- **EXERCISE OBJECTIVE**:
Your task is to reproduce the material exactly.

- **RECORDS FOR THIS TASK**:
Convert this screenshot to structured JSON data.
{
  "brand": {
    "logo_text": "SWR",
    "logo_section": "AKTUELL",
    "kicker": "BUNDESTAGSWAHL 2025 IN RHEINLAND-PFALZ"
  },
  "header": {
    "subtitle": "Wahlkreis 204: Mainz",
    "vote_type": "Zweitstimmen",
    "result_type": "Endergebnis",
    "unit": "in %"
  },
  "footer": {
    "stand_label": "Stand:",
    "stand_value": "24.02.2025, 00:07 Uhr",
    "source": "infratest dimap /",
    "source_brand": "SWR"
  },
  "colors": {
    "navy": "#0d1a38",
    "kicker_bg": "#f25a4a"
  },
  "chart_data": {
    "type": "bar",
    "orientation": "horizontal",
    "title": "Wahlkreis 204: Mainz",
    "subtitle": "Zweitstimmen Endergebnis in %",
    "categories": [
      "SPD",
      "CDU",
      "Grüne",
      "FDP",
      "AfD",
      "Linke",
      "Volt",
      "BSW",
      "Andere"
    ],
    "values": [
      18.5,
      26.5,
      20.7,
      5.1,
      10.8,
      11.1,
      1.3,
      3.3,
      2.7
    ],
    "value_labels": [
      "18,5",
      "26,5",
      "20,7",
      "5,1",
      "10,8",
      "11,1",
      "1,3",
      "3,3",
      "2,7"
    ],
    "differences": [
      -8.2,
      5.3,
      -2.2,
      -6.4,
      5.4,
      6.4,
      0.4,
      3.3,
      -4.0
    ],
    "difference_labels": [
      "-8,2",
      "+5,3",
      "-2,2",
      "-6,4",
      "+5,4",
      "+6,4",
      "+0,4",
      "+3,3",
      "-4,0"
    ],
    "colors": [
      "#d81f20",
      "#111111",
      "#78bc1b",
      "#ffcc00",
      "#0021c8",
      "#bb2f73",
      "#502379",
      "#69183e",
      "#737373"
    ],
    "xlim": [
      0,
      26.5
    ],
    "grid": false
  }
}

- **THE REPLY**:
Convert this screenshot to structured JSON data.
{
  "brand": {
    "logo_text": "SWR",
    "logo_section": "AKTUELL",
    "kicker": "BUNDESTAGSWAHL 2025 IN RHEINLAND-PFALZ"
  },
  "header": {
    "subtitle": "Wahlkreis 204: Mainz",
    "vote_type": "Zweitstimmen",
    "result_type": "Endergebnis",
    "unit": "in %"
  },
  "footer": {
    "stand_label": "Stand:",
    "stand_value": "24.02.2025, 00:07 Uhr",
    "source": "infratest dimap /",
    "source_brand": "SWR"
  },
  "colors": {
    "navy": "#0d1a38",
    "kicker_bg": "#f25a4a"
  },
  "chart_data": {
    "type": "bar",
    "orientation": "horizontal",
    "title": "Wahlkreis 204: Mainz",
    "subtitle": "Zweitstimmen Endergebnis in %",
    "categories": [
      "SPD",
      "CDU",
      "Grüne",
      "FDP",
      "AfD",
      "Linke",
      "Volt",
      "BSW",
      "Andere"
    ],
    "values": [
      18.5,
      26.5,
      20.7,
      5.1,
      10.8,
      11.1,
      1.3,
      3.3,
      2.7
    ],
    "value_labels": [
      "18,5",
      "26,5",
      "20,7",
      "5,1",
      "10,8",
      "11,1",
      "1,3",
      "3,3",
      "2,7"
    ],
    "differences": [
      -8.2,
      5.3,
      -2.2,
      -6.4,
      5.4,
      6.4,
      0.4,
      3.3,
      -4.0
    ],
    "difference_labels": [
      "-8,2",
      "+5,3",
      "-2,2",
      "-6,4",
      "+5,4",
      "+6,4",
      "+0,4",
      "+3,3",
      "-4,0"
    ],
    "colors": [
      "#d81f20",
      "#111111",
      "#78bc1b",
      "#ffcc00",
      "#0021c8",
      "#bb2f73",
      "#502379",
      "#69183e",
      "#737373"
    ],
    "xlim": [
      0,
      26.5
    ],
    "grid": false
  }
}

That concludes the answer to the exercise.